─── Entries provided
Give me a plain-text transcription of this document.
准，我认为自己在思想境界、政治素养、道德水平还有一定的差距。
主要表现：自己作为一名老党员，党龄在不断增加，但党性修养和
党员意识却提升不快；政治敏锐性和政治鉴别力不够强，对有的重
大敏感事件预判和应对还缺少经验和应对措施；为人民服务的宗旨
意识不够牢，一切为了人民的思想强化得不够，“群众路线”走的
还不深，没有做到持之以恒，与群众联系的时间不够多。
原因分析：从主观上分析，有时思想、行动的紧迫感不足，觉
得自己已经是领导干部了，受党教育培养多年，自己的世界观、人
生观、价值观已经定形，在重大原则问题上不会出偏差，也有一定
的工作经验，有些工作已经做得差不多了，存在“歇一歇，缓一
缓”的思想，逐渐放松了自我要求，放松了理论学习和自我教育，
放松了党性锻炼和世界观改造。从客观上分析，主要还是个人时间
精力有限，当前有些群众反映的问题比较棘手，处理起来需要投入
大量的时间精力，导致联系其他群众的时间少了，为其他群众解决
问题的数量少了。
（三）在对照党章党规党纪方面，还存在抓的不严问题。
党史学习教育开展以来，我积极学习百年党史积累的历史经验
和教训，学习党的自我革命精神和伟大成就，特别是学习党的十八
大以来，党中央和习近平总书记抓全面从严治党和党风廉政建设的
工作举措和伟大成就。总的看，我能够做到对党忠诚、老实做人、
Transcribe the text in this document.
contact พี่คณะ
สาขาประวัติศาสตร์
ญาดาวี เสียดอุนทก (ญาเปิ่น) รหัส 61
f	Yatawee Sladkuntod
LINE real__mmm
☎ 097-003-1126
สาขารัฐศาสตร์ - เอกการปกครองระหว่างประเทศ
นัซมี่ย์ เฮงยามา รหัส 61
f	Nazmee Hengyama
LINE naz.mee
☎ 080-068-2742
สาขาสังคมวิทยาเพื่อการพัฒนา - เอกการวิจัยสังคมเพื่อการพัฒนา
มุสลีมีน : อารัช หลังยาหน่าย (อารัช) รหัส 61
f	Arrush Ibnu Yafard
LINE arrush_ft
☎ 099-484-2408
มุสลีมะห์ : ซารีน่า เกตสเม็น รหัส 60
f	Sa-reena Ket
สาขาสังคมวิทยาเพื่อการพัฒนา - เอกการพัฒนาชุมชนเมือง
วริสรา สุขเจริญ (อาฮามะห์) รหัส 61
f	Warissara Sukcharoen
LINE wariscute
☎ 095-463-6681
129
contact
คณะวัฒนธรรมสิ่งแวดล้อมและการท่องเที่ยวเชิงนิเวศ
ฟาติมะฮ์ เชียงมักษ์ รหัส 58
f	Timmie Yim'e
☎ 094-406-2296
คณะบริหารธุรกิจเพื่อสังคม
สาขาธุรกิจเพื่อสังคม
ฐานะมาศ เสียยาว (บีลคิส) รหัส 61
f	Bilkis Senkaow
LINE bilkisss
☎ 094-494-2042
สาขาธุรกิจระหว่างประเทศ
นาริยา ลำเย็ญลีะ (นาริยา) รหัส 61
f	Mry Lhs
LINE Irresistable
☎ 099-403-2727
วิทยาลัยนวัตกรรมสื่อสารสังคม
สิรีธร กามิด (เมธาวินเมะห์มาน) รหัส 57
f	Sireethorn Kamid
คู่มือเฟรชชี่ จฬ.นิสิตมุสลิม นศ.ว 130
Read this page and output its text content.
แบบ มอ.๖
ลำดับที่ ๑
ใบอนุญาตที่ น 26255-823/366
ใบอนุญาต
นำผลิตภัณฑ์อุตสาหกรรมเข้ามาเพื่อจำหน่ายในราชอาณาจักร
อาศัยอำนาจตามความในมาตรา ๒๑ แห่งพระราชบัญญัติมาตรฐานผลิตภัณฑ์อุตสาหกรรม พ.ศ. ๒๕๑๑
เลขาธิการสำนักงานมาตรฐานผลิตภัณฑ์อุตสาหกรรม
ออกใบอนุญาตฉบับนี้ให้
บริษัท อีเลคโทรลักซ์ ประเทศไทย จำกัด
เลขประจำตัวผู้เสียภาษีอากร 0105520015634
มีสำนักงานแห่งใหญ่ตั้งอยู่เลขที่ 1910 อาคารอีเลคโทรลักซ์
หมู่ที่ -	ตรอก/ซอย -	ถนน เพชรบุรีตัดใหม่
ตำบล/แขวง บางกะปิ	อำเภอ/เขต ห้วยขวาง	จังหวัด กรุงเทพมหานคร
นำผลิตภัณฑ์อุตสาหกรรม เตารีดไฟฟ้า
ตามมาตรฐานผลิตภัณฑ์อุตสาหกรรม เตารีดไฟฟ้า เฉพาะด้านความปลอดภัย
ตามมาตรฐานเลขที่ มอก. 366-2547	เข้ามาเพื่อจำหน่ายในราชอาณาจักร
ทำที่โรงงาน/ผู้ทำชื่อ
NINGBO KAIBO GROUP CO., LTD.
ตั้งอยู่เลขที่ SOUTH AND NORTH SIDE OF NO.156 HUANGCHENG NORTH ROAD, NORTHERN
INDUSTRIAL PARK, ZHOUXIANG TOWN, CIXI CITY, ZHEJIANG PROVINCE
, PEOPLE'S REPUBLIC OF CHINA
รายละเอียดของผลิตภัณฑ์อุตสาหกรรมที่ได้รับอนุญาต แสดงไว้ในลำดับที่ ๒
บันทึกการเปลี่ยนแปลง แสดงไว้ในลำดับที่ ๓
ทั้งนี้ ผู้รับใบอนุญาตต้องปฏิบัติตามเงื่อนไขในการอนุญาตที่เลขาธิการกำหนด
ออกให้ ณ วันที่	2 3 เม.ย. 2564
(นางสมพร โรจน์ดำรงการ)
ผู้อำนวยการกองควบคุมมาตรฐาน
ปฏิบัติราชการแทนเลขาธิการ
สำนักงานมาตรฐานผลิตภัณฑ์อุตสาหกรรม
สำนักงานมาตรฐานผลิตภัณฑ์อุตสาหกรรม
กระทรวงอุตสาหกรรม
──────
▸ Task to complete
Set down all of the entries exactly, please.

▸ Response to the task
Give me a plain-text transcription of this document.
准，我认为自己在思想境界、政治素养、道德水平还有一定的差距。
主要表现：自己作为一名老党员，党龄在不断增加，但党性修养和
党员意识却提升不快；政治敏锐性和政治鉴别力不够强，对有的重
大敏感事件预判和应对还缺少经验和应对措施；为人民服务的宗旨
意识不够牢，一切为了人民的思想强化得不够，“群众路线”走的
还不深，没有做到持之以恒，与群众联系的时间不够多。
原因分析：从主观上分析，有时思想、行动的紧迫感不足，觉
得自己已经是领导干部了，受党教育培养多年，自己的世界观、人
生观、价值观已经定形，在重大原则问题上不会出偏差，也有一定
的工作经验，有些工作已经做得差不多了，存在“歇一歇，缓一
缓”的思想，逐渐放松了自我要求，放松了理论学习和自我教育，
放松了党性锻炼和世界观改造。从客观上分析，主要还是个人时间
精力有限，当前有些群众反映的问题比较棘手，处理起来需要投入
大量的时间精力，导致联系其他群众的时间少了，为其他群众解决
问题的数量少了。
（三）在对照党章党规党纪方面，还存在抓的不严问题。
党史学习教育开展以来，我积极学习百年党史积累的历史经验
和教训，学习党的自我革命精神和伟大成就，特别是学习党的十八
大以来，党中央和习近平总书记抓全面从严治党和党风廉政建设的
工作举措和伟大成就。总的看，我能够做到对党忠诚、老实做人、
Transcribe the text in this document.
contact พี่คณะ
สาขาประวัติศาสตร์
ญาดาวี เสียดอุนทก (ญาเปิ่น) รหัส 61
f	Yatawee Sladkuntod
LINE real__mmm
☎ 097-003-1126
สาขารัฐศาสตร์ - เอกการปกครองระหว่างประเทศ
นัซมี่ย์ เฮงยามา รหัส 61
f	Nazmee Hengyama
LINE naz.mee
☎ 080-068-2742
สาขาสังคมวิทยาเพื่อการพัฒนา - เอกการวิจัยสังคมเพื่อการพัฒนา
มุสลีมีน : อารัช หลังยาหน่าย (อารัช) รหัส 61
f	Arrush Ibnu Yafard
LINE arrush_ft
☎ 099-484-2408
มุสลีมะห์ : ซารีน่า เกตสเม็น รหัส 60
f	Sa-reena Ket
สาขาสังคมวิทยาเพื่อการพัฒนา - เอกการพัฒนาชุมชนเมือง
วริสรา สุขเจริญ (อาฮามะห์) รหัส 61
f	Warissara Sukcharoen
LINE wariscute
☎ 095-463-6681
129
contact
คณะวัฒนธรรมสิ่งแวดล้อมและการท่องเที่ยวเชิงนิเวศ
ฟาติมะฮ์ เชียงมักษ์ รหัส 58
f	Timmie Yim'e
☎ 094-406-2296
คณะบริหารธุรกิจเพื่อสังคม
สาขาธุรกิจเพื่อสังคม
ฐานะมาศ เสียยาว (บีลคิส) รหัส 61
f	Bilkis Senkaow
LINE bilkisss
☎ 094-494-2042
สาขาธุรกิจระหว่างประเทศ
นาริยา ลำเย็ญลีะ (นาริยา) รหัส 61
f	Mry Lhs
LINE Irresistable
☎ 099-403-2727
วิทยาลัยนวัตกรรมสื่อสารสังคม
สิรีธร กามิด (เมธาวินเมะห์มาน) รหัส 57
f	Sireethorn Kamid
คู่มือเฟรชชี่ จฬ.นิสิตมุสลิม นศ.ว 130
Read this page and output its text content.
แบบ มอ.๖
ลำดับที่ ๑
ใบอนุญาตที่ น 26255-823/366
ใบอนุญาต
นำผลิตภัณฑ์อุตสาหกรรมเข้ามาเพื่อจำหน่ายในราชอาณาจักร
อาศัยอำนาจตามความในมาตรา ๒๑ แห่งพระราชบัญญัติมาตรฐานผลิตภัณฑ์อุตสาหกรรม พ.ศ. ๒๕๑๑
เลขาธิการสำนักงานมาตรฐานผลิตภัณฑ์อุตสาหกรรม
ออกใบอนุญาตฉบับนี้ให้
บริษัท อีเลคโทรลักซ์ ประเทศไทย จำกัด
เลขประจำตัวผู้เสียภาษีอากร 0105520015634
มีสำนักงานแห่งใหญ่ตั้งอยู่เลขที่ 1910 อาคารอีเลคโทรลักซ์
หมู่ที่ -	ตรอก/ซอย -	ถนน เพชรบุรีตัดใหม่
ตำบล/แขวง บางกะปิ	อำเภอ/เขต ห้วยขวาง	จังหวัด กรุงเทพมหานคร
นำผลิตภัณฑ์อุตสาหกรรม เตารีดไฟฟ้า
ตามมาตรฐานผลิตภัณฑ์อุตสาหกรรม เตารีดไฟฟ้า เฉพาะด้านความปลอดภัย
ตามมาตรฐานเลขที่ มอก. 366-2547	เข้ามาเพื่อจำหน่ายในราชอาณาจักร
ทำที่โรงงาน/ผู้ทำชื่อ
NINGBO KAIBO GROUP CO., LTD.
ตั้งอยู่เลขที่ SOUTH AND NORTH SIDE OF NO.156 HUANGCHENG NORTH ROAD, NORTHERN
INDUSTRIAL PARK, ZHOUXIANG TOWN, CIXI CITY, ZHEJIANG PROVINCE
, PEOPLE'S REPUBLIC OF CHINA
รายละเอียดของผลิตภัณฑ์อุตสาหกรรมที่ได้รับอนุญาต แสดงไว้ในลำดับที่ ๒
บันทึกการเปลี่ยนแปลง แสดงไว้ในลำดับที่ ๓
ทั้งนี้ ผู้รับใบอนุญาตต้องปฏิบัติตามเงื่อนไขในการอนุญาตที่เลขาธิการกำหนด
ออกให้ ณ วันที่	2 3 เม.ย. 2564
(นางสมพร โรจน์ดำรงการ)
ผู้อำนวยการกองควบคุมมาตรฐาน
ปฏิบัติราชการแทนเลขาธิการ
สำนักงานมาตรฐานผลิตภัณฑ์อุตสาหกรรม
สำนักงานมาตรฐานผลิตภัณฑ์อุตสาหกรรม
กระทรวงอุตสาหกรรม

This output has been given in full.